#### Available data ####

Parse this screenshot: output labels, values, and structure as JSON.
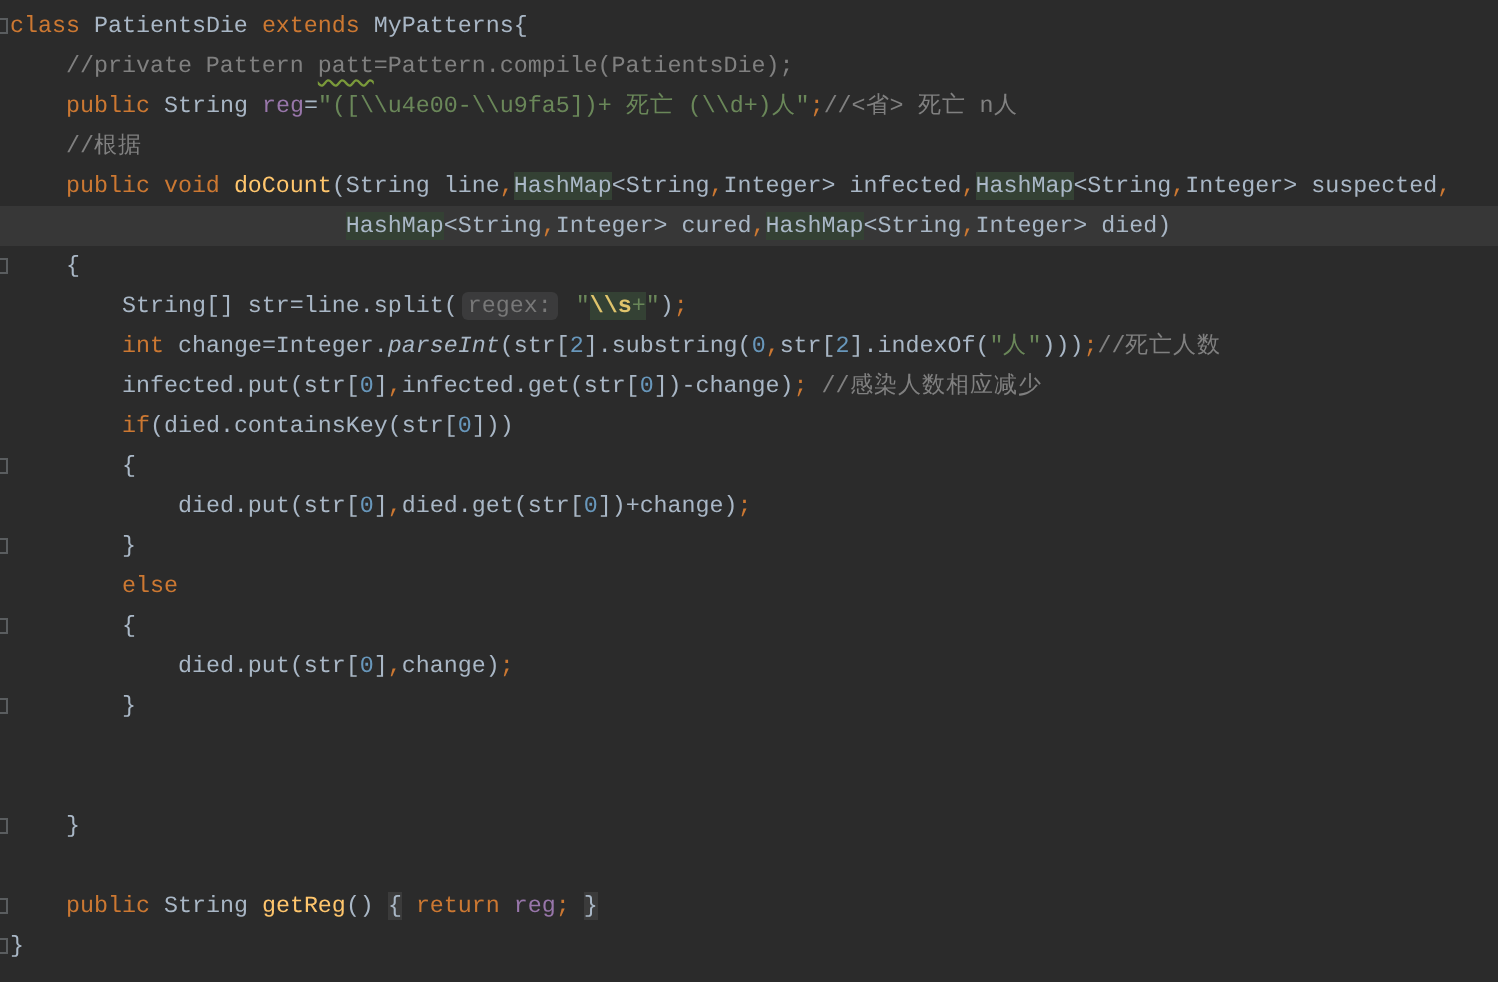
{
  "editor": {
    "lines": [
      {
        "current": false,
        "fold": true,
        "tokens": [
          {
            "text": "class",
            "kind": "kw"
          },
          {
            "text": " PatientsDie ",
            "kind": "plain"
          },
          {
            "text": "extends",
            "kind": "kw"
          },
          {
            "text": " MyPatterns{",
            "kind": "plain"
          }
        ]
      },
      {
        "current": false,
        "fold": false,
        "tokens": [
          {
            "text": "    //private Pattern ",
            "kind": "cmt"
          },
          {
            "text": "patt",
            "kind": "cmt-typo"
          },
          {
            "text": "=Pattern.compile(PatientsDie);",
            "kind": "cmt"
          }
        ]
      },
      {
        "current": false,
        "fold": false,
        "tokens": [
          {
            "text": "    public",
            "kind": "kw"
          },
          {
            "text": " String ",
            "kind": "plain"
          },
          {
            "text": "reg",
            "kind": "field"
          },
          {
            "text": "=",
            "kind": "plain"
          },
          {
            "text": "\"([\\\\u4e00-\\\\u9fa5])+ 死亡 (\\\\d+)人\"",
            "kind": "str"
          },
          {
            "text": ";",
            "kind": "kw"
          },
          {
            "text": "//<省> 死亡 n人",
            "kind": "cmt"
          }
        ]
      },
      {
        "current": false,
        "fold": false,
        "tokens": [
          {
            "text": "    //根据",
            "kind": "cmt"
          }
        ]
      },
      {
        "current": false,
        "fold": false,
        "tokens": [
          {
            "text": "    public void ",
            "kind": "kw"
          },
          {
            "text": "doCount",
            "kind": "fn"
          },
          {
            "text": "(String line",
            "kind": "plain"
          },
          {
            "text": ",",
            "kind": "kw"
          },
          {
            "text": "HashMap",
            "kind": "plain-usage"
          },
          {
            "text": "<String",
            "kind": "plain"
          },
          {
            "text": ",",
            "kind": "kw"
          },
          {
            "text": "Integer> infected",
            "kind": "plain"
          },
          {
            "text": ",",
            "kind": "kw"
          },
          {
            "text": "HashMap",
            "kind": "plain-usage"
          },
          {
            "text": "<String",
            "kind": "plain"
          },
          {
            "text": ",",
            "kind": "kw"
          },
          {
            "text": "Integer> suspected",
            "kind": "plain"
          },
          {
            "text": ",",
            "kind": "kw"
          }
        ]
      },
      {
        "current": true,
        "fold": false,
        "tokens": [
          {
            "text": "                        HashMap",
            "kind": "plain-usage"
          },
          {
            "text": "<String",
            "kind": "plain"
          },
          {
            "text": ",",
            "kind": "kw"
          },
          {
            "text": "Integer> cured",
            "kind": "plain"
          },
          {
            "text": ",",
            "kind": "kw"
          },
          {
            "text": "HashMap",
            "kind": "plain-usage"
          },
          {
            "text": "<String",
            "kind": "plain"
          },
          {
            "text": ",",
            "kind": "kw"
          },
          {
            "text": "Integer> died)",
            "kind": "plain"
          }
        ]
      },
      {
        "current": false,
        "fold": true,
        "tokens": [
          {
            "text": "    {",
            "kind": "plain"
          }
        ]
      },
      {
        "current": false,
        "fold": false,
        "tokens": [
          {
            "text": "        String[] str=line.split(",
            "kind": "plain"
          },
          {
            "text": "regex:",
            "kind": "hint"
          },
          {
            "text": " \"",
            "kind": "str"
          },
          {
            "text": "\\\\s",
            "kind": "esc-usage"
          },
          {
            "text": "+",
            "kind": "str-usage"
          },
          {
            "text": "\"",
            "kind": "str"
          },
          {
            "text": ")",
            "kind": "plain"
          },
          {
            "text": ";",
            "kind": "kw"
          }
        ]
      },
      {
        "current": false,
        "fold": false,
        "tokens": [
          {
            "text": "        int",
            "kind": "kw"
          },
          {
            "text": " change=Integer.",
            "kind": "plain"
          },
          {
            "text": "parseInt",
            "kind": "static"
          },
          {
            "text": "(str[",
            "kind": "plain"
          },
          {
            "text": "2",
            "kind": "num"
          },
          {
            "text": "].substring(",
            "kind": "plain"
          },
          {
            "text": "0",
            "kind": "num"
          },
          {
            "text": ",",
            "kind": "kw"
          },
          {
            "text": "str[",
            "kind": "plain"
          },
          {
            "text": "2",
            "kind": "num"
          },
          {
            "text": "].indexOf(",
            "kind": "plain"
          },
          {
            "text": "\"人\"",
            "kind": "str"
          },
          {
            "text": ")))",
            "kind": "plain"
          },
          {
            "text": ";",
            "kind": "kw"
          },
          {
            "text": "//死亡人数",
            "kind": "cmt"
          }
        ]
      },
      {
        "current": false,
        "fold": false,
        "tokens": [
          {
            "text": "        infected.put(str[",
            "kind": "plain"
          },
          {
            "text": "0",
            "kind": "num"
          },
          {
            "text": "]",
            "kind": "plain"
          },
          {
            "text": ",",
            "kind": "kw"
          },
          {
            "text": "infected.get(str[",
            "kind": "plain"
          },
          {
            "text": "0",
            "kind": "num"
          },
          {
            "text": "])-change)",
            "kind": "plain"
          },
          {
            "text": ";",
            "kind": "kw"
          },
          {
            "text": " //感染人数相应减少",
            "kind": "cmt"
          }
        ]
      },
      {
        "current": false,
        "fold": false,
        "tokens": [
          {
            "text": "        if",
            "kind": "kw"
          },
          {
            "text": "(died.containsKey(str[",
            "kind": "plain"
          },
          {
            "text": "0",
            "kind": "num"
          },
          {
            "text": "]))",
            "kind": "plain"
          }
        ]
      },
      {
        "current": false,
        "fold": true,
        "tokens": [
          {
            "text": "        {",
            "kind": "plain"
          }
        ]
      },
      {
        "current": false,
        "fold": false,
        "tokens": [
          {
            "text": "            died.put(str[",
            "kind": "plain"
          },
          {
            "text": "0",
            "kind": "num"
          },
          {
            "text": "]",
            "kind": "plain"
          },
          {
            "text": ",",
            "kind": "kw"
          },
          {
            "text": "died.get(str[",
            "kind": "plain"
          },
          {
            "text": "0",
            "kind": "num"
          },
          {
            "text": "])+change)",
            "kind": "plain"
          },
          {
            "text": ";",
            "kind": "kw"
          }
        ]
      },
      {
        "current": false,
        "fold": true,
        "tokens": [
          {
            "text": "        }",
            "kind": "plain"
          }
        ]
      },
      {
        "current": false,
        "fold": false,
        "tokens": [
          {
            "text": "        else",
            "kind": "kw"
          }
        ]
      },
      {
        "current": false,
        "fold": true,
        "tokens": [
          {
            "text": "        {",
            "kind": "plain"
          }
        ]
      },
      {
        "current": false,
        "fold": false,
        "tokens": [
          {
            "text": "            died.put(str[",
            "kind": "plain"
          },
          {
            "text": "0",
            "kind": "num"
          },
          {
            "text": "]",
            "kind": "plain"
          },
          {
            "text": ",",
            "kind": "kw"
          },
          {
            "text": "change)",
            "kind": "plain"
          },
          {
            "text": ";",
            "kind": "kw"
          }
        ]
      },
      {
        "current": false,
        "fold": true,
        "tokens": [
          {
            "text": "        }",
            "kind": "plain"
          }
        ]
      },
      {
        "current": false,
        "fold": false
      },
      {
        "current": false,
        "fold": false
      },
      {
        "current": false,
        "fold": true,
        "tokens": [
          {
            "text": "    }",
            "kind": "plain"
          }
        ]
      },
      {
        "current": false,
        "fold": false
      },
      {
        "current": false,
        "fold": true,
        "tokens": [
          {
            "text": "    public",
            "kind": "kw"
          },
          {
            "text": " String ",
            "kind": "plain"
          },
          {
            "text": "getReg",
            "kind": "fn"
          },
          {
            "text": "() ",
            "kind": "plain"
          },
          {
            "text": "{",
            "kind": "brace-match"
          },
          {
            "text": " return",
            "kind": "kw"
          },
          {
            "text": " reg",
            "kind": "field"
          },
          {
            "text": "; ",
            "kind": "kw"
          },
          {
            "text": "}",
            "kind": "brace-match"
          }
        ]
      },
      {
        "current": false,
        "fold": true,
        "tokens": [
          {
            "text": "}",
            "kind": "plain"
          }
        ]
      }
    ]
  }
}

####

▶ **Exercise prompt**
With "died" as the string to match, show every line of the entries above that has it.

▶ **Problem solution**
            "text": "Integer> died)",
            "text": "(died.containsKey(str[",
            "text": "            died.put(str[",
            "text": "died.get(str[",
            "text": "            died.put(str[",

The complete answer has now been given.